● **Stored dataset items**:

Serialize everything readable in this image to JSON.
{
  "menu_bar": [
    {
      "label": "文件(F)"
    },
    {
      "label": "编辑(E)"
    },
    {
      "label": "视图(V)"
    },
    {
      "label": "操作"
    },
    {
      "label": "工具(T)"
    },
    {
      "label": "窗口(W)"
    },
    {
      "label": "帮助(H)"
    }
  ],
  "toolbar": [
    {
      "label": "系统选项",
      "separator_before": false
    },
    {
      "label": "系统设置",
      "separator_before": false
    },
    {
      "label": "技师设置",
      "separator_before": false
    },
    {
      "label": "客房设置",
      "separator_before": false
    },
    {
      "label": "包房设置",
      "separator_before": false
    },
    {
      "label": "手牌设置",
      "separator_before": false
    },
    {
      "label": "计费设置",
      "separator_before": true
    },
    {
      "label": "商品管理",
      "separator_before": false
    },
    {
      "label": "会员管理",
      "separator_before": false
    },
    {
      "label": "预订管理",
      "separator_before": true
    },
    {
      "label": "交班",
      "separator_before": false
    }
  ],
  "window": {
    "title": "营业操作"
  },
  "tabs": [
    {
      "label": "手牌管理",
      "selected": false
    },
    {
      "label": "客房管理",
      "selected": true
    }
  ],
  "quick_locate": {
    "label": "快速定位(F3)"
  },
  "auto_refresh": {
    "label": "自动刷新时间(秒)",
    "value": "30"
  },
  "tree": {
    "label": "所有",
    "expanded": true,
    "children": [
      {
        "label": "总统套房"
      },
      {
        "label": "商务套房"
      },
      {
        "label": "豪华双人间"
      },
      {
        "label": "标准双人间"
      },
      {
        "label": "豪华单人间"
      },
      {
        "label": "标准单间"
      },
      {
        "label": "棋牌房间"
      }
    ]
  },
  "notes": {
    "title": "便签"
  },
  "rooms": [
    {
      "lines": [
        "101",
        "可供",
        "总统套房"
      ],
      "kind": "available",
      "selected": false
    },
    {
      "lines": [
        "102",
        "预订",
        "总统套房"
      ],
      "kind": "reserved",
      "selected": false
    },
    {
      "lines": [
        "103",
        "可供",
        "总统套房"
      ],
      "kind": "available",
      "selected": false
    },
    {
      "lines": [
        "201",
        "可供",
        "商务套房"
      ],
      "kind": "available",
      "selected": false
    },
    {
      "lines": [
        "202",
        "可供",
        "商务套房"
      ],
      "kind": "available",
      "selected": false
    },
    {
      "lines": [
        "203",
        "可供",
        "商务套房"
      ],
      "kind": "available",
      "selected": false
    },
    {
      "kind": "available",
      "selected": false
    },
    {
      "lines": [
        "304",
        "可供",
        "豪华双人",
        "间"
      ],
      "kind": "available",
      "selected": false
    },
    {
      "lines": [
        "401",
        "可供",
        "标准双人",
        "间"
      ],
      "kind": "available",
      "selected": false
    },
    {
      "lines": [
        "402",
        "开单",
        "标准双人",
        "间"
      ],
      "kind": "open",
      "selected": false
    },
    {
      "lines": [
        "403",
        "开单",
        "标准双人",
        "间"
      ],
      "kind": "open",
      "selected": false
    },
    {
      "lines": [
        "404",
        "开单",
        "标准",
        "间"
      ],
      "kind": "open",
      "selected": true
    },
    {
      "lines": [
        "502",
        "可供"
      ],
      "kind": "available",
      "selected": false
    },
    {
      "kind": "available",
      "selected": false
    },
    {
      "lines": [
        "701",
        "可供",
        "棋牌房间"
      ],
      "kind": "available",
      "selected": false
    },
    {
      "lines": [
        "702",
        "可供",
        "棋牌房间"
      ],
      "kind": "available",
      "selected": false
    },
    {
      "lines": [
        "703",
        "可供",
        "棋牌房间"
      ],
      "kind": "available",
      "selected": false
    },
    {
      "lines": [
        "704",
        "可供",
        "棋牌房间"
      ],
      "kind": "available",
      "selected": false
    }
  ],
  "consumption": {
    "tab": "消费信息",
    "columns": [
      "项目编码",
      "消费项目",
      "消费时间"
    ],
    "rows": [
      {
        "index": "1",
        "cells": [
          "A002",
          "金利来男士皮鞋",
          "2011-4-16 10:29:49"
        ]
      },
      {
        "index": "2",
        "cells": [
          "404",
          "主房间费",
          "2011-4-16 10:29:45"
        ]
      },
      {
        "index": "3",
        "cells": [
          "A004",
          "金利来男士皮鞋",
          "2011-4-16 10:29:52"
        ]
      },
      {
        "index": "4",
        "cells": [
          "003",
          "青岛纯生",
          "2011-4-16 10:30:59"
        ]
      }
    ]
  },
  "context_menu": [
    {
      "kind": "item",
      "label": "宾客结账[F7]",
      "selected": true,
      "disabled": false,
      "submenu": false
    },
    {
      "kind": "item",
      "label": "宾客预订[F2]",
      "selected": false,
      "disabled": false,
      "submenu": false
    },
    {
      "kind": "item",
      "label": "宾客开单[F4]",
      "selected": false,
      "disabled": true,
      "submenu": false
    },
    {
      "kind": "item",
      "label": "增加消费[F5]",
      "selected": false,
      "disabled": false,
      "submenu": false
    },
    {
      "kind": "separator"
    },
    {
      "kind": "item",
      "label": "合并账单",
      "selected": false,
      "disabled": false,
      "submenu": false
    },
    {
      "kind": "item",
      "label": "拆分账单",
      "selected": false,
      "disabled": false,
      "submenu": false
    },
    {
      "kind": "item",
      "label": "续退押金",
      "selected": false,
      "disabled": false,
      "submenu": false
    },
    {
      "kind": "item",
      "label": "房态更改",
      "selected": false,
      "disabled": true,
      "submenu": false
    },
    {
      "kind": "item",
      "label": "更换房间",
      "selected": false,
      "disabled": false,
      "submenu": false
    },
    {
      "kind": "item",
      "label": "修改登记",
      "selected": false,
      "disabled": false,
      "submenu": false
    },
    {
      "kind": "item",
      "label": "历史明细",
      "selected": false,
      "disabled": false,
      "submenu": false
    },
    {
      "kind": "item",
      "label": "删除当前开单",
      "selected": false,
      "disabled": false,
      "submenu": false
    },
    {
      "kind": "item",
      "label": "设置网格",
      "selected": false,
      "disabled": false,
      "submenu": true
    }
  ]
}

● **Exercise instructions**:
Please reproduce each record precisely as written.

● **Response to the task**:
Serialize everything readable in this image to JSON.
{
  "menu_bar": [
    {
      "label": "文件(F)"
    },
    {
      "label": "编辑(E)"
    },
    {
      "label": "视图(V)"
    },
    {
      "label": "操作"
    },
    {
      "label": "工具(T)"
    },
    {
      "label": "窗口(W)"
    },
    {
      "label": "帮助(H)"
    }
  ],
  "toolbar": [
    {
      "label": "系统选项",
      "separator_before": false
    },
    {
      "label": "系统设置",
      "separator_before": false
    },
    {
      "label": "技师设置",
      "separator_before": false
    },
    {
      "label": "客房设置",
      "separator_before": false
    },
    {
      "label": "包房设置",
      "separator_before": false
    },
    {
      "label": "手牌设置",
      "separator_before": false
    },
    {
      "label": "计费设置",
      "separator_before": true
    },
    {
      "label": "商品管理",
      "separator_before": false
    },
    {
      "label": "会员管理",
      "separator_before": false
    },
    {
      "label": "预订管理",
      "separator_before": true
    },
    {
      "label": "交班",
      "separator_before": false
    }
  ],
  "window": {
    "title": "营业操作"
  },
  "tabs": [
    {
      "label": "手牌管理",
      "selected": false
    },
    {
      "label": "客房管理",
      "selected": true
    }
  ],
  "quick_locate": {
    "label": "快速定位(F3)"
  },
  "auto_refresh": {
    "label": "自动刷新时间(秒)",
    "value": "30"
  },
  "tree": {
    "label": "所有",
    "expanded": true,
    "children": [
      {
        "label": "总统套房"
      },
      {
        "label": "商务套房"
      },
      {
        "label": "豪华双人间"
      },
      {
        "label": "标准双人间"
      },
      {
        "label": "豪华单人间"
      },
      {
        "label": "标准单间"
      },
      {
        "label": "棋牌房间"
      }
    ]
  },
  "notes": {
    "title": "便签"
  },
  "rooms": [
    {
      "lines": [
        "101",
        "可供",
        "总统套房"
      ],
      "kind": "available",
      "selected": false
    },
    {
      "lines": [
        "102",
        "预订",
        "总统套房"
      ],
      "kind": "reserved",
      "selected": false
    },
    {
      "lines": [
        "103",
        "可供",
        "总统套房"
      ],
      "kind": "available",
      "selected": false
    },
    {
      "lines": [
        "201",
        "可供",
        "商务套房"
      ],
      "kind": "available",
      "selected": false
    },
    {
      "lines": [
        "202",
        "可供",
        "商务套房"
      ],
      "kind": "available",
      "selected": false
    },
    {
      "lines": [
        "203",
        "可供",
        "商务套房"
      ],
      "kind": "available",
      "selected": false
    },
    {
      "kind": "available",
      "selected": false
    },
    {
      "lines": [
        "304",
        "可供",
        "豪华双人",
        "间"
      ],
      "kind": "available",
      "selected": false
    },
    {
      "lines": [
        "401",
        "可供",
        "标准双人",
        "间"
      ],
      "kind": "available",
      "selected": false
    },
    {
      "lines": [
        "402",
        "开单",
        "标准双人",
        "间"
      ],
      "kind": "open",
      "selected": false
    },
    {
      "lines": [
        "403",
        "开单",
        "标准双人",
        "间"
      ],
      "kind": "open",
      "selected": false
    },
    {
      "lines": [
        "404",
        "开单",
        "标准",
        "间"
      ],
      "kind": "open",
      "selected": true
    },
    {
      "lines": [
        "502",
        "可供"
      ],
      "kind": "available",
      "selected": false
    },
    {
      "kind": "available",
      "selected": false
    },
    {
      "lines": [
        "701",
        "可供",
        "棋牌房间"
      ],
      "kind": "available",
      "selected": false
    },
    {
      "lines": [
        "702",
        "可供",
        "棋牌房间"
      ],
      "kind": "available",
      "selected": false
    },
    {
      "lines": [
        "703",
        "可供",
        "棋牌房间"
      ],
      "kind": "available",
      "selected": false
    },
    {
      "lines": [
        "704",
        "可供",
        "棋牌房间"
      ],
      "kind": "available",
      "selected": false
    }
  ],
  "consumption": {
    "tab": "消费信息",
    "columns": [
      "项目编码",
      "消费项目",
      "消费时间"
    ],
    "rows": [
      {
        "index": "1",
        "cells": [
          "A002",
          "金利来男士皮鞋",
          "2011-4-16 10:29:49"
        ]
      },
      {
        "index": "2",
        "cells": [
          "404",
          "主房间费",
          "2011-4-16 10:29:45"
        ]
      },
      {
        "index": "3",
        "cells": [
          "A004",
          "金利来男士皮鞋",
          "2011-4-16 10:29:52"
        ]
      },
      {
        "index": "4",
        "cells": [
          "003",
          "青岛纯生",
          "2011-4-16 10:30:59"
        ]
      }
    ]
  },
  "context_menu": [
    {
      "kind": "item",
      "label": "宾客结账[F7]",
      "selected": true,
      "disabled": false,
      "submenu": false
    },
    {
      "kind": "item",
      "label": "宾客预订[F2]",
      "selected": false,
      "disabled": false,
      "submenu": false
    },
    {
      "kind": "item",
      "label": "宾客开单[F4]",
      "selected": false,
      "disabled": true,
      "submenu": false
    },
    {
      "kind": "item",
      "label": "增加消费[F5]",
      "selected": false,
      "disabled": false,
      "submenu": false
    },
    {
      "kind": "separator"
    },
    {
      "kind": "item",
      "label": "合并账单",
      "selected": false,
      "disabled": false,
      "submenu": false
    },
    {
      "kind": "item",
      "label": "拆分账单",
      "selected": false,
      "disabled": false,
      "submenu": false
    },
    {
      "kind": "item",
      "label": "续退押金",
      "selected": false,
      "disabled": false,
      "submenu": false
    },
    {
      "kind": "item",
      "label": "房态更改",
      "selected": false,
      "disabled": true,
      "submenu": false
    },
    {
      "kind": "item",
      "label": "更换房间",
      "selected": false,
      "disabled": false,
      "submenu": false
    },
    {
      "kind": "item",
      "label": "修改登记",
      "selected": false,
      "disabled": false,
      "submenu": false
    },
    {
      "kind": "item",
      "label": "历史明细",
      "selected": false,
      "disabled": false,
      "submenu": false
    },
    {
      "kind": "item",
      "label": "删除当前开单",
      "selected": false,
      "disabled": false,
      "submenu": false
    },
    {
      "kind": "item",
      "label": "设置网格",
      "selected": false,
      "disabled": false,
      "submenu": true
    }
  ]
}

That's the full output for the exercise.